**Document excerpt:**
Tumors also can be localized by procedures using radioactive tracers, including 131I- or 123I-metaiodobenzylguanidine (MIBG) scintigraphy, 111In-somatostatin analogue scintigraphy, 18F-DOPA positron emission tomography (PET), or 18F-fluorodeoxyglucose (FDG) PET. Because these agents exhibit selective uptake in paragangliomas, nuclear imaging is particularly useful in the hereditary syndromes.
When the possibility of a pheochromocytoma is being entertained, other disorders to consider include essential hypertension, anxiety attacks, use of cocaine or amphetamines, mastocytosis or carcinoid syndrome (usually without hypertension), intracranial lesions, clonidine withdrawal, autonomic epilepsy, and factitious crises (usually from use of sympathomimetic amines). When an asymptomatic adrenal mass is identified, likely diagnoses other than pheochromocytoma include a nonfunctioning adrenal adenoma, an aldosteronoma, and a cortisol-producing adenoma (Cushing’s syndrome).
Complete tumor removal, the ultimate therapeutic goal, can be achieved by partial or total adrenalectomy. It is important to preserve the normal adrenal cortex, particularly in hereditary disorders in which bilateral pheochromocytomas are most likely. Preoperative preparation of the patient is important. Before surgery, blood pressure should be consistently below 160/90 mmHg. Classically, blood pressure has been controlled by α-adrenergic blockers (oral phenoxybenzamine, 0.5–4 mg/kg of body weight). Because patients are volume-constricted, liberal salt intake and hydration are necessary to avoid severe orthostasis. Oral prazosin or intravenous phentolamine can be used to manage paroxysms while adequate alpha blockade is awaited. Beta blockers (e.g., 10 mg of propranolol three or four times per day) can then be added. Other antihypertensives, such as calcium channel blockers or angiotensin-converting enzyme inhibitors, have also been used effectively.
Surgery should be performed by teams of surgeons and anesthesiologists with experience in the management of pheochromocytomas. Blood pressure can be labile during surgery, particularly at the outset of intubation or when the tumor is manipulated. Nitroprusside infusion is useful for intraoperative hypertensive crises, and hypotension usually responds to volume infusion.
Minimally invasive techniques (laparoscopy or retroperitoneoscopy) have become the standard approaches in pheochromocytoma surgery. They are associated with fewer complications, a faster recovery, and optimal cosmetic results. Extra-adrenal abdominal and most thoracic pheochromocytomas also can also be removed endoscopically. Postoperatively, catecholamine normalization should be documented. An adrenocorticotropic hormone test should be used to exclude cortisol deficiency when bilateral adrenal cortex–sparing surgery has been performed.

**Questions on the material:**
(a) Translate this sentence from the pheochromocytoma passage into Spanish: "Surgery should be performed by teams of surgeons and anesthesiologists with experience in the management of pheochromocytomas."
(b) Write out word for word the part of the pheochromocytoma passage that begins with the words "When the possibility" and ends with "adenoma (Cushing’s syndrome).".
(c) Answer these questions from the pheochromocytoma passage:
(i) Before surgery, blood pressure should be consistently below what level?
(ii) What infusion is useful for hypertensive crises during surgery?
(iii) What test should be used to exclude cortisol deficiency after bilateral adrenal cortex–sparing surgery?

**Data under study:**
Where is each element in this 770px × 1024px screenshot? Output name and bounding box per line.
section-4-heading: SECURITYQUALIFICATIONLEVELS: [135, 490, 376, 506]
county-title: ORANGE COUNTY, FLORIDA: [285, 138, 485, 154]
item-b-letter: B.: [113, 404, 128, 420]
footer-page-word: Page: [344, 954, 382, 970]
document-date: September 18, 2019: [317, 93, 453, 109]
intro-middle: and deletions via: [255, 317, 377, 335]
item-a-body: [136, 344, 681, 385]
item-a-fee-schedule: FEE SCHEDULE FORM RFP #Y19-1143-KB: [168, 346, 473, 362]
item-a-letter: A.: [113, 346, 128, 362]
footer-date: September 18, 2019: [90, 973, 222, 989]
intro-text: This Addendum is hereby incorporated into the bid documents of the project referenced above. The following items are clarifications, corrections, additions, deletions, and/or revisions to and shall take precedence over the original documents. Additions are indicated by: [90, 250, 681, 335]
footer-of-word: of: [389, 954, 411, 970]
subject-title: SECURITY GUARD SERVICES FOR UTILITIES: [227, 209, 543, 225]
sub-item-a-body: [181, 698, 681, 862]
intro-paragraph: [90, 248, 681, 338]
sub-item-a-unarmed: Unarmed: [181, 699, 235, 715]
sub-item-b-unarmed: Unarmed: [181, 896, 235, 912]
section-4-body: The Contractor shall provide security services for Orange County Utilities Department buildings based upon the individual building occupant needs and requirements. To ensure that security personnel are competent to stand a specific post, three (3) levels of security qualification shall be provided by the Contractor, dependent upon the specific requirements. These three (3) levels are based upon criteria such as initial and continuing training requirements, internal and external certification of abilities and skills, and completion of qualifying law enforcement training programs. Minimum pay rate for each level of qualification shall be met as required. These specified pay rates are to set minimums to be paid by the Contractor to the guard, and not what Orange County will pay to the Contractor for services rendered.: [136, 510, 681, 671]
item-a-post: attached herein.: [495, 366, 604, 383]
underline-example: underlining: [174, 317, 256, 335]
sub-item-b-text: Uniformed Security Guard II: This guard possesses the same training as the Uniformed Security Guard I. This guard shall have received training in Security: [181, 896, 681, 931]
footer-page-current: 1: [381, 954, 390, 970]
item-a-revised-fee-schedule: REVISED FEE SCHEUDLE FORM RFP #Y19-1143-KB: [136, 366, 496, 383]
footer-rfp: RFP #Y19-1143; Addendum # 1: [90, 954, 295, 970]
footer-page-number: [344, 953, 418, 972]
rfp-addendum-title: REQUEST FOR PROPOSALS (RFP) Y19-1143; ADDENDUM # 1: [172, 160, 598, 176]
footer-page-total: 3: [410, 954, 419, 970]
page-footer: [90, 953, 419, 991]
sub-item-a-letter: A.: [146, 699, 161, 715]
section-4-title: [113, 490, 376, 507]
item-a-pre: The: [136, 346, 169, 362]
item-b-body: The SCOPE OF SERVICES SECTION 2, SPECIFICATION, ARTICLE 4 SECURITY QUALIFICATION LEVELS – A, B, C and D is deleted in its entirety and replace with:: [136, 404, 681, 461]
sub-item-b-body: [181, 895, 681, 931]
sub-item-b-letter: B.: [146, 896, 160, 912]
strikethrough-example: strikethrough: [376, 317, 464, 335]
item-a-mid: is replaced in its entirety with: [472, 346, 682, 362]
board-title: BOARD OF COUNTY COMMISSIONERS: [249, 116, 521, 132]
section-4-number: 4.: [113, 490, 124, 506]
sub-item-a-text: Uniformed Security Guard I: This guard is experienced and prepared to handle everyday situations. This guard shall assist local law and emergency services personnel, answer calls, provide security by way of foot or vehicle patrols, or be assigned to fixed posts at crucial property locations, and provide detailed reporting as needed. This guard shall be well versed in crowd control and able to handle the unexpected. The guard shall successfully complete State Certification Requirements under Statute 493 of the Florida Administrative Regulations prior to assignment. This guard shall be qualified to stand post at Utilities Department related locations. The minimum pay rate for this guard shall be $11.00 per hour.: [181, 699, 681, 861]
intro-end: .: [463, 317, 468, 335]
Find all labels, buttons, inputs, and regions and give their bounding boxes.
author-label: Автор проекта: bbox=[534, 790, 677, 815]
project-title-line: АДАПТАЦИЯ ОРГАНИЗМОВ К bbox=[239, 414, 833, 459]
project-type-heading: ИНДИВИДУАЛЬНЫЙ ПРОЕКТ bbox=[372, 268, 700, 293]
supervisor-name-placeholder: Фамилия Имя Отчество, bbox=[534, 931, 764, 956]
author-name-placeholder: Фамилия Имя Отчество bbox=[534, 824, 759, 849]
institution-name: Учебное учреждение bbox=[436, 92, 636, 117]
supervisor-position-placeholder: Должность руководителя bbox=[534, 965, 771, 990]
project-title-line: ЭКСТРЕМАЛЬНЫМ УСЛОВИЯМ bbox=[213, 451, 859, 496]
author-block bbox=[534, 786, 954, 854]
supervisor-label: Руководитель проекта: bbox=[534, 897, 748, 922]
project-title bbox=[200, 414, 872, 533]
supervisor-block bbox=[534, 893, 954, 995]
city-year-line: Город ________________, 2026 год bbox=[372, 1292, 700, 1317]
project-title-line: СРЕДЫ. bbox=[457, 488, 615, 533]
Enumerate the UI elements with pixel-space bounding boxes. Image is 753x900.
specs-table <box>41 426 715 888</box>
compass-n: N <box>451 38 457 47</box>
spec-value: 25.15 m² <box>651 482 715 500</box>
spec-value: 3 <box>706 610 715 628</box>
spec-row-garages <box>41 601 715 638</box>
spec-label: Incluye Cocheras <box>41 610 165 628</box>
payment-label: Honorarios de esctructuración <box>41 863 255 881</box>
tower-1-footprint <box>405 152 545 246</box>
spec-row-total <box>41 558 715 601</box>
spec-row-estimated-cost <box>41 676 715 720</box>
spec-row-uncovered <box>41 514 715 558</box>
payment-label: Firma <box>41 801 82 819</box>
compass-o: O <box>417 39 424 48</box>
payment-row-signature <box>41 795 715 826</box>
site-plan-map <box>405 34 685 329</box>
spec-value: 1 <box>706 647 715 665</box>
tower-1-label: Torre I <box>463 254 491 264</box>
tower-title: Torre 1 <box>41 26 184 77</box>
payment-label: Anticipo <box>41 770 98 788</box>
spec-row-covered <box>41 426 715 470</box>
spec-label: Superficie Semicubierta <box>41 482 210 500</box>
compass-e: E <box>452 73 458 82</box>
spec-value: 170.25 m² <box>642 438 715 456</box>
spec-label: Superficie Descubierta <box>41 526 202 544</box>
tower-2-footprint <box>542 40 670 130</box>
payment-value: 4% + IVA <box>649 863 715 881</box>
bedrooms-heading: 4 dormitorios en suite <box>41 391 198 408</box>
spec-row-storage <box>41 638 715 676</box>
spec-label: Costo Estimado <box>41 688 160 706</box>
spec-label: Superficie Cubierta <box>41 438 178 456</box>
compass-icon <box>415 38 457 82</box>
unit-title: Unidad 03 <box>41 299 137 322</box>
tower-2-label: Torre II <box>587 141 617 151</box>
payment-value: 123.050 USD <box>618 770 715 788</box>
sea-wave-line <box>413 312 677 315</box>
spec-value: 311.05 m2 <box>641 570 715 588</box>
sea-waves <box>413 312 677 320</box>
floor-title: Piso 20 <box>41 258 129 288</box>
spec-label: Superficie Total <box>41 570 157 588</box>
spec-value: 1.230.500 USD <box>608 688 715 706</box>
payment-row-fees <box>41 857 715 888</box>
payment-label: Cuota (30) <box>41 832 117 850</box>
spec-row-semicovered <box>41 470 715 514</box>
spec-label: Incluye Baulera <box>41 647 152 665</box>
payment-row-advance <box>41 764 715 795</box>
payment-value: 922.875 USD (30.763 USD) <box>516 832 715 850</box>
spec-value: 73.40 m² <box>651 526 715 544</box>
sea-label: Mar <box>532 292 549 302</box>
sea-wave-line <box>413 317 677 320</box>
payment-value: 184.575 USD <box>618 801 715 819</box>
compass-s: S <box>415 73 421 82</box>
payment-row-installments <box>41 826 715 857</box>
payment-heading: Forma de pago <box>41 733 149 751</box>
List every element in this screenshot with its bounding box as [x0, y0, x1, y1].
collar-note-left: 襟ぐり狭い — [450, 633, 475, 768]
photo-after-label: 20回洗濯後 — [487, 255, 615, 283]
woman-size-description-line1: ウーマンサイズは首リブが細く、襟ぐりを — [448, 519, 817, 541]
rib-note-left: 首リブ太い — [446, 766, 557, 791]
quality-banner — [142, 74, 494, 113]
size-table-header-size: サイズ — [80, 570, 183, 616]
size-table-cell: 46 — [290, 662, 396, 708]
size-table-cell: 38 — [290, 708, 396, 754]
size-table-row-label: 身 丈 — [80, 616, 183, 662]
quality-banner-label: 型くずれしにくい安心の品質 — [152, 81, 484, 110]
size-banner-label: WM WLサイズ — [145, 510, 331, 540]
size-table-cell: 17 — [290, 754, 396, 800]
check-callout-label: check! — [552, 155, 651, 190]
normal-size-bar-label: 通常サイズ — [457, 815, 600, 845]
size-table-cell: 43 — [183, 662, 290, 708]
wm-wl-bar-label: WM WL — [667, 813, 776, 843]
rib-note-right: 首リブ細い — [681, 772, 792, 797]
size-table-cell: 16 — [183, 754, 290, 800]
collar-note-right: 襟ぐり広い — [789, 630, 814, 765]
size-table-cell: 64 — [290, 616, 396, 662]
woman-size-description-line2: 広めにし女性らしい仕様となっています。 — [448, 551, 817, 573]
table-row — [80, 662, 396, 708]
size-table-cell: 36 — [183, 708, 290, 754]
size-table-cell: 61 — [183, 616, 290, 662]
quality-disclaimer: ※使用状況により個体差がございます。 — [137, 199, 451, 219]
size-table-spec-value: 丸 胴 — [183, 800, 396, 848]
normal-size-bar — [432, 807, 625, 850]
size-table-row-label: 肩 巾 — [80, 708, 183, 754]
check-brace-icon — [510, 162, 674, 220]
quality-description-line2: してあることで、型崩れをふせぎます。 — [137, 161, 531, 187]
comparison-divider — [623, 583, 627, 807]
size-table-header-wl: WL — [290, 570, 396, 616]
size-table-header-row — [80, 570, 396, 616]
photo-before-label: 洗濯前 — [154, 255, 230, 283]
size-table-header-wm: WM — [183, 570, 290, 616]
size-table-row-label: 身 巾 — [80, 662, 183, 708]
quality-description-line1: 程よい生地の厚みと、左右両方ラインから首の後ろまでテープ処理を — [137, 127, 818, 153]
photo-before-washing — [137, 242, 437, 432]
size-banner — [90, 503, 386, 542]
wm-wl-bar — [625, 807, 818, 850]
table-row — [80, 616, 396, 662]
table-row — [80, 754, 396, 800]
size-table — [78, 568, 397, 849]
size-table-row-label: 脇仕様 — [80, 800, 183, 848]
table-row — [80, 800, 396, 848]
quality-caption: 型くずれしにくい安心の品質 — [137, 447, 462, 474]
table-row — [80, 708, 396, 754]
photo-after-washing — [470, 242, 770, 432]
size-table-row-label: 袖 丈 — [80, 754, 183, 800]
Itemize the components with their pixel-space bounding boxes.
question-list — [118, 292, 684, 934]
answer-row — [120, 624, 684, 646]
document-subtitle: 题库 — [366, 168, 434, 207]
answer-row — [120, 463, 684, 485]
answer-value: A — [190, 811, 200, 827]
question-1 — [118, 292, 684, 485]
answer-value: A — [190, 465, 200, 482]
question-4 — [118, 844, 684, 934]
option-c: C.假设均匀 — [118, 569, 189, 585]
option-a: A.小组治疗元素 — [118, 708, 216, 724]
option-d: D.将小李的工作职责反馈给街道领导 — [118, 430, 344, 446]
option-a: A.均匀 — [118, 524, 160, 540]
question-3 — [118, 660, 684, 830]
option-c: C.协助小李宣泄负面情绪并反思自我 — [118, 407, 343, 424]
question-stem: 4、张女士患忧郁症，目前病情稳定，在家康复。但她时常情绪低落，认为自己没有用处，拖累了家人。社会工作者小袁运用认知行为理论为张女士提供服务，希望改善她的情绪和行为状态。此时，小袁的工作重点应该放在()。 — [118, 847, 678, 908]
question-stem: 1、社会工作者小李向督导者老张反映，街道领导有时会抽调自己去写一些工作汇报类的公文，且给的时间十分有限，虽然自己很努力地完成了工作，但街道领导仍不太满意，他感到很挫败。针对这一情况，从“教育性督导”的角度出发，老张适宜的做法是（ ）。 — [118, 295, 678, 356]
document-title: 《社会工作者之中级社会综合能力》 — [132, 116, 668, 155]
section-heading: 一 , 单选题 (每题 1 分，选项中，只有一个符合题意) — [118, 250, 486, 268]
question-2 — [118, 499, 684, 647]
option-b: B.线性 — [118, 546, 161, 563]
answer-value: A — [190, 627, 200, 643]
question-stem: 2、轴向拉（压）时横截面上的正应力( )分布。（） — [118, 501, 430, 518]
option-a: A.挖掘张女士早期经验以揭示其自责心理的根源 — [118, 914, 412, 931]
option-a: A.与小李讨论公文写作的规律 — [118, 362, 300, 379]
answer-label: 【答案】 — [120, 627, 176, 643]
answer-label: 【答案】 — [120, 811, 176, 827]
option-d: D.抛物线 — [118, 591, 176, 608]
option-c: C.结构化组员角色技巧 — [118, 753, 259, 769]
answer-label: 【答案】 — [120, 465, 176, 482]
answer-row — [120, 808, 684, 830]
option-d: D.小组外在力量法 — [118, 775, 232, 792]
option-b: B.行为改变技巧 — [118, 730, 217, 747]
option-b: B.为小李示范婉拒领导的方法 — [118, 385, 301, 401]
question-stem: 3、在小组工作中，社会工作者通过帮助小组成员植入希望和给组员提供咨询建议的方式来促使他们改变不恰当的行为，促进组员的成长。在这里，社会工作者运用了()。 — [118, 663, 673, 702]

**Answers given:**
(a) La cirugía debe ser realizada por equipos de cirujanos y anestesiólogos con experiencia en el manejo de los feocromocitomas.

(b)
When the possibility of a pheochromocytoma is being entertained, other disorders to consider include essential hypertension, anxiety attacks, use of cocaine or amphetamines, mastocytosis or carcinoid syndrome (usually without hypertension), intracranial lesions, clonidine withdrawal, autonomic epilepsy, and factitious crises (usually from use of sympathomimetic amines). When an asymptomatic adrenal mass is identified, likely diagnoses other than pheochromocytoma include a nonfunctioning adrenal adenoma, an aldosteronoma, and a cortisol-producing adenoma (Cushing’s syndrome).

(c)
(i) 160/90 mmHg
(ii) Nitroprusside infusion
(iii) An adrenocorticotropic hormone test